GIVEN ENTRIES:
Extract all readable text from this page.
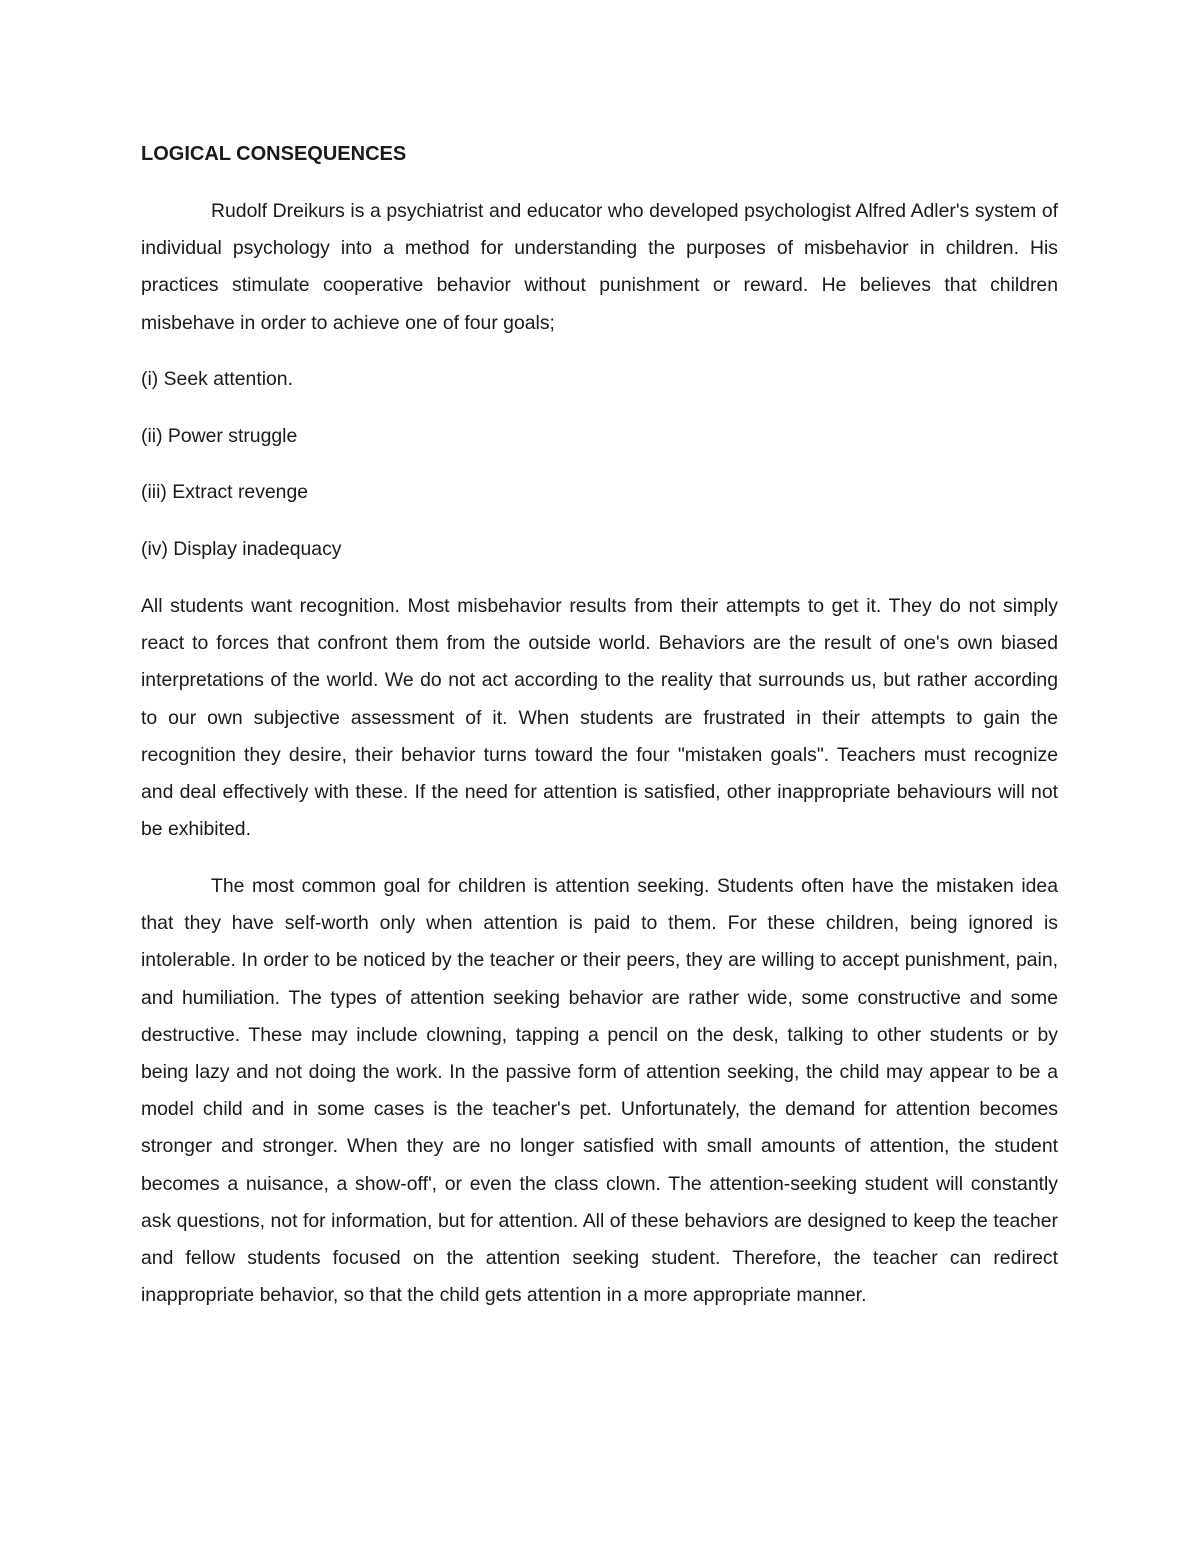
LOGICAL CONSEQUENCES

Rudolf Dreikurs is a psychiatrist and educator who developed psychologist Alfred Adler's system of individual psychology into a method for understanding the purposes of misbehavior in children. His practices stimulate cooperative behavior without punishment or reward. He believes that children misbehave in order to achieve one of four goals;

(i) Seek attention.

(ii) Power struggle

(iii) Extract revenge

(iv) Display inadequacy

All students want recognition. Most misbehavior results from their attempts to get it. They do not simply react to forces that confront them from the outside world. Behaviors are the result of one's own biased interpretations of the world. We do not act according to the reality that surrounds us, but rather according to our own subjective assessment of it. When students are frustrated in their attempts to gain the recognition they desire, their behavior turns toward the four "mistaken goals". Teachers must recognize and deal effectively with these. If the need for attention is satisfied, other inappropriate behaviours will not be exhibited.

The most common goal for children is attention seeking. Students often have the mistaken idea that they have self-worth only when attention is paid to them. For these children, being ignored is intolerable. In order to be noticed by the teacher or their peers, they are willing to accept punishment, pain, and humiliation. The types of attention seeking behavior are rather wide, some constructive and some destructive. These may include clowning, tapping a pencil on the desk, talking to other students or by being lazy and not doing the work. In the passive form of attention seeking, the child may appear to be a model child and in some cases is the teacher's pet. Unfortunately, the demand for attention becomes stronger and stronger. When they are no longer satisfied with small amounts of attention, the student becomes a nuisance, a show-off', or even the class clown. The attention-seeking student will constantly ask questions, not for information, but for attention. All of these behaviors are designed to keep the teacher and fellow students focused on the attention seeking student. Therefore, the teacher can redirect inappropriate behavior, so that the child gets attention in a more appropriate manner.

* * *

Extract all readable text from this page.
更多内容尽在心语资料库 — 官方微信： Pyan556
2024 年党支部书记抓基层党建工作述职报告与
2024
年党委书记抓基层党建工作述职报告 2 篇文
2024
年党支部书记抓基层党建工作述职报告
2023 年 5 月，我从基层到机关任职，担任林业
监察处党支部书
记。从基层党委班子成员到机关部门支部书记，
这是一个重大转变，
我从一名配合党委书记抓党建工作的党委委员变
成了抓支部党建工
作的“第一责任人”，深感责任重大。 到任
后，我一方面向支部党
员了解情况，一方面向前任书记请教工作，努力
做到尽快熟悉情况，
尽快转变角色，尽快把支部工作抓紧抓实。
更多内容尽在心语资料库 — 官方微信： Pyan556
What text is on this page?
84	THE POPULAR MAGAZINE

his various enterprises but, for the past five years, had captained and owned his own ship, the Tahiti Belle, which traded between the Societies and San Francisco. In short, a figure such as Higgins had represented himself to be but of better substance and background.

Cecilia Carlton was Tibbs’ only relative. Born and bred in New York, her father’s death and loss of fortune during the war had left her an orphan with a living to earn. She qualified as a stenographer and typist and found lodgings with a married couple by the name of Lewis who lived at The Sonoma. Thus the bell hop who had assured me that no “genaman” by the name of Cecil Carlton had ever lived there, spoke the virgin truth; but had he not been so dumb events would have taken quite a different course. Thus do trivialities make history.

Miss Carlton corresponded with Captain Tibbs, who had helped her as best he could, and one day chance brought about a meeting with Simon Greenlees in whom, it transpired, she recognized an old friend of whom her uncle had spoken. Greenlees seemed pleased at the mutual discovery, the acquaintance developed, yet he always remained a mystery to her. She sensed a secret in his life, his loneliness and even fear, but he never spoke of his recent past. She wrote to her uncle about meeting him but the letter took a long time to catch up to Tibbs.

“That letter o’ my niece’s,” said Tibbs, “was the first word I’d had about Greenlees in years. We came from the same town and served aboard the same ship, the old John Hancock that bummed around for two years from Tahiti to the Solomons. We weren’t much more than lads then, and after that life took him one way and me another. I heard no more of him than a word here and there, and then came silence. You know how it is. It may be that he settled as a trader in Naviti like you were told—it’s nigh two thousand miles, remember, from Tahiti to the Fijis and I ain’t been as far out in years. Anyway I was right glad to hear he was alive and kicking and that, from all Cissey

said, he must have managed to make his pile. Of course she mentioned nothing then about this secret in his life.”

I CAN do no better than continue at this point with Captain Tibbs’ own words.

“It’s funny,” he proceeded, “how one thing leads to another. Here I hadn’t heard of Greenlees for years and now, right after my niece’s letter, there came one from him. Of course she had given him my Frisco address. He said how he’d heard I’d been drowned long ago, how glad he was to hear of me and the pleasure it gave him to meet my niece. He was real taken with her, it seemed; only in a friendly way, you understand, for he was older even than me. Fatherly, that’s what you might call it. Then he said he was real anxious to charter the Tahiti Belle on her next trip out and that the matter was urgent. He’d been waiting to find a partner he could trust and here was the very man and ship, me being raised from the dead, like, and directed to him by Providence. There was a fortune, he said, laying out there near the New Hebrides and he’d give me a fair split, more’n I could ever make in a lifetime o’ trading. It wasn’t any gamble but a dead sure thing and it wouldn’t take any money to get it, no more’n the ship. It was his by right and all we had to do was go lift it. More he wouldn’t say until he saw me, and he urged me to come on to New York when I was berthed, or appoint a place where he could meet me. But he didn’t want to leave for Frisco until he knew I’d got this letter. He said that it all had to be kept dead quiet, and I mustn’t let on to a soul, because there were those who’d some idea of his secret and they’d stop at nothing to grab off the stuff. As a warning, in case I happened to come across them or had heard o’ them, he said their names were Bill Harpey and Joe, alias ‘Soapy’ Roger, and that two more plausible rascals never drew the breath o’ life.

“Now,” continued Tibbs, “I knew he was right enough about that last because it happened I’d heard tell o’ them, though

EXERCISE TASK:
Return from the data every line that holds "better".

FULL SOLUTION:
his various enterprises but, for the past five years, had captained and owned his own ship, the Tahiti Belle, which traded between the Societies and San Francisco. In short, a figure such as Higgins had represented himself to be but of better substance and background.
I CAN do no better than continue at this point with Captain Tibbs’ own words.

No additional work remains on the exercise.